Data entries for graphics

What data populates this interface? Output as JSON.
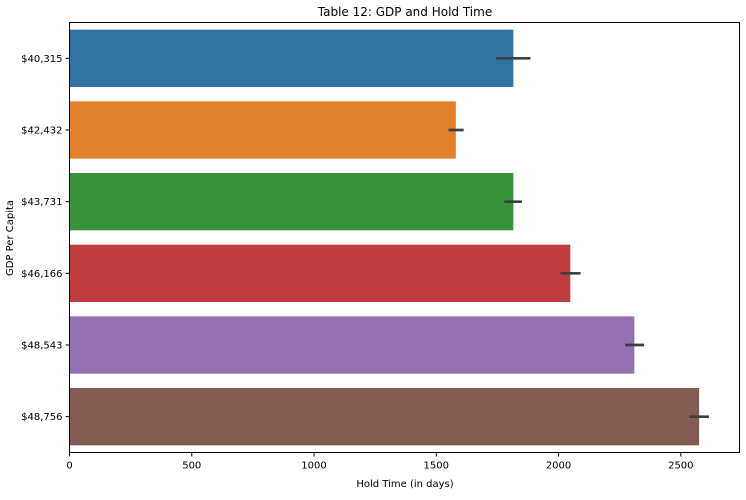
{
  "chart_data": {
    "type": "bar",
    "orientation": "horizontal",
    "title": "Table 12: GDP and Hold Time",
    "xlabel": "Hold Time (in days)",
    "ylabel": "GDP Per Capita",
    "categories": [
      "$40,315",
      "$42,432",
      "$43,731",
      "$46,166",
      "$48,543",
      "$48,756"
    ],
    "values": [
      1815,
      1580,
      1815,
      2048,
      2310,
      2575
    ],
    "error_low": [
      1745,
      1550,
      1778,
      2008,
      2272,
      2535
    ],
    "error_high": [
      1885,
      1612,
      1850,
      2090,
      2350,
      2615
    ],
    "xlim": [
      0,
      2740
    ],
    "xticks": [
      0,
      500,
      1000,
      1500,
      2000,
      2500
    ],
    "grid": false,
    "legend": "none",
    "colors": [
      "#3274a1",
      "#e1812c",
      "#3a923a",
      "#c03d3e",
      "#9372b2",
      "#845b53"
    ],
    "error_color": "#3f3f3f"
  }
}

### What you should do
Write out every line above exactly as it is, leaving out the pictures.

### Task output
What data populates this interface? Output as JSON.
{
  "chart_data": {
    "type": "bar",
    "orientation": "horizontal",
    "title": "Table 12: GDP and Hold Time",
    "xlabel": "Hold Time (in days)",
    "ylabel": "GDP Per Capita",
    "categories": [
      "$40,315",
      "$42,432",
      "$43,731",
      "$46,166",
      "$48,543",
      "$48,756"
    ],
    "values": [
      1815,
      1580,
      1815,
      2048,
      2310,
      2575
    ],
    "error_low": [
      1745,
      1550,
      1778,
      2008,
      2272,
      2535
    ],
    "error_high": [
      1885,
      1612,
      1850,
      2090,
      2350,
      2615
    ],
    "xlim": [
      0,
      2740
    ],
    "xticks": [
      0,
      500,
      1000,
      1500,
      2000,
      2500
    ],
    "grid": false,
    "legend": "none",
    "colors": [
      "#3274a1",
      "#e1812c",
      "#3a923a",
      "#c03d3e",
      "#9372b2",
      "#845b53"
    ],
    "error_color": "#3f3f3f"
  }
}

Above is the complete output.